### Your objective
Select all lines with the string "this" in them, and copy those lines.

### Dataset rows

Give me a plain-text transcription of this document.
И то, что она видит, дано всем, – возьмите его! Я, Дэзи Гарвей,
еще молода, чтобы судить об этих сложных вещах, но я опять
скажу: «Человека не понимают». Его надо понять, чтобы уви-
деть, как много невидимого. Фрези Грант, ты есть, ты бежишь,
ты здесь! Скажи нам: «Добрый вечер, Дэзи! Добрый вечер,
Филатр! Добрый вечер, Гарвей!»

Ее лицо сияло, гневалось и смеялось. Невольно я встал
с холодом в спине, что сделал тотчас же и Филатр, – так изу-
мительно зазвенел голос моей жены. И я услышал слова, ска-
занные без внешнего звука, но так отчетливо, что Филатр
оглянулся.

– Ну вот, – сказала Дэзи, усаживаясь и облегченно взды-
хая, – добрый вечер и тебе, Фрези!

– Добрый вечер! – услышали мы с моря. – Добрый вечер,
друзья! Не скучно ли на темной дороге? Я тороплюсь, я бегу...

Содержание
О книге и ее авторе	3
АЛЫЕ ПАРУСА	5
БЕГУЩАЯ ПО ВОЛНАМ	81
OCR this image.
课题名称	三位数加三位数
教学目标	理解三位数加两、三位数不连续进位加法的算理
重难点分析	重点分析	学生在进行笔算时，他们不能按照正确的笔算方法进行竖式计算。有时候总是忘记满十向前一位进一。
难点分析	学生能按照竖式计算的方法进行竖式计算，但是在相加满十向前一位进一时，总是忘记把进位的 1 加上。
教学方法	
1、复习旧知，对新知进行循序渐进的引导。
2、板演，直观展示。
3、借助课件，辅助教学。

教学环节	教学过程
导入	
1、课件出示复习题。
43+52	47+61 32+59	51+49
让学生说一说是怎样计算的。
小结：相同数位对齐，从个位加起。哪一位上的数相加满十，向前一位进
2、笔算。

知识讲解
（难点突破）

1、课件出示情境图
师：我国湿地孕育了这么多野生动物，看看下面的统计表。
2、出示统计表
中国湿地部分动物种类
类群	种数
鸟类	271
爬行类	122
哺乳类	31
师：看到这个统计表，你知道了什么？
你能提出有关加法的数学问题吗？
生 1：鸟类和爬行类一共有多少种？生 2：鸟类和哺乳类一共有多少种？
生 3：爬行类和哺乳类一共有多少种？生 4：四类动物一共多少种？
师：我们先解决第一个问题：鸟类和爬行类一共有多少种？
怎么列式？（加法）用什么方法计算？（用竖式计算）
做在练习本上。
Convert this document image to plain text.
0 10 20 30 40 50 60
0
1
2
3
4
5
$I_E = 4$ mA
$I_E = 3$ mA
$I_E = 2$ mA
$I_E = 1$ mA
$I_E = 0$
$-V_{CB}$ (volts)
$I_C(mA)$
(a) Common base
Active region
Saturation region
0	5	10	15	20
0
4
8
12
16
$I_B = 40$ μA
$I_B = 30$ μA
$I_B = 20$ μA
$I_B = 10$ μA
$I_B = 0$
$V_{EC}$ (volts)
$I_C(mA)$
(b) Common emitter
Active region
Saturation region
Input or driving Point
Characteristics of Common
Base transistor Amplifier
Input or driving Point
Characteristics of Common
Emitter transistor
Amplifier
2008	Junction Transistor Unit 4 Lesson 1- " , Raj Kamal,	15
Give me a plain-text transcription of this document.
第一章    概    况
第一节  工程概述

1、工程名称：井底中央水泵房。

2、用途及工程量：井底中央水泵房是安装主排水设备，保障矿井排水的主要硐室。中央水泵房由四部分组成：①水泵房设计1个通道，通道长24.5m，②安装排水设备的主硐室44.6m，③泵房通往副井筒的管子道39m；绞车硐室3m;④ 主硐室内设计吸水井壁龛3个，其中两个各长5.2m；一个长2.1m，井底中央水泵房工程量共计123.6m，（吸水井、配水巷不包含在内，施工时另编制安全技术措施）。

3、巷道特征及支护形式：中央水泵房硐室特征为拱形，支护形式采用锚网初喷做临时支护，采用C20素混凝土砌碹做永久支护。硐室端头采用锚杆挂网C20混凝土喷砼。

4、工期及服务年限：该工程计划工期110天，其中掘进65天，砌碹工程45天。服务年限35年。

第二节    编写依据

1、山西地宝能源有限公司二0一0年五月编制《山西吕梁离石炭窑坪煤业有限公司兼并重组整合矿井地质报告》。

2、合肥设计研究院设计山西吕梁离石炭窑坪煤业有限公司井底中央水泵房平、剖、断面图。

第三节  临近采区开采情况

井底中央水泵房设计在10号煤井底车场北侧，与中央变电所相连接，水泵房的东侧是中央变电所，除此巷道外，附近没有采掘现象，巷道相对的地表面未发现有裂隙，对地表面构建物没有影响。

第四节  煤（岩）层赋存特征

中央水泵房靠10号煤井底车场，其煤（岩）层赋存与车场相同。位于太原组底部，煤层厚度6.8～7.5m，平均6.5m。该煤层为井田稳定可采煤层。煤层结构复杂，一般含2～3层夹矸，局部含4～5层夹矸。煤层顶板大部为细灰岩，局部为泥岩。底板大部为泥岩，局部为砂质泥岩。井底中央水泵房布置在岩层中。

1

### Complete output
Give me a plain-text transcription of this document.
OCR this image.
Convert this document image to plain text.
Give me a plain-text transcription of this document.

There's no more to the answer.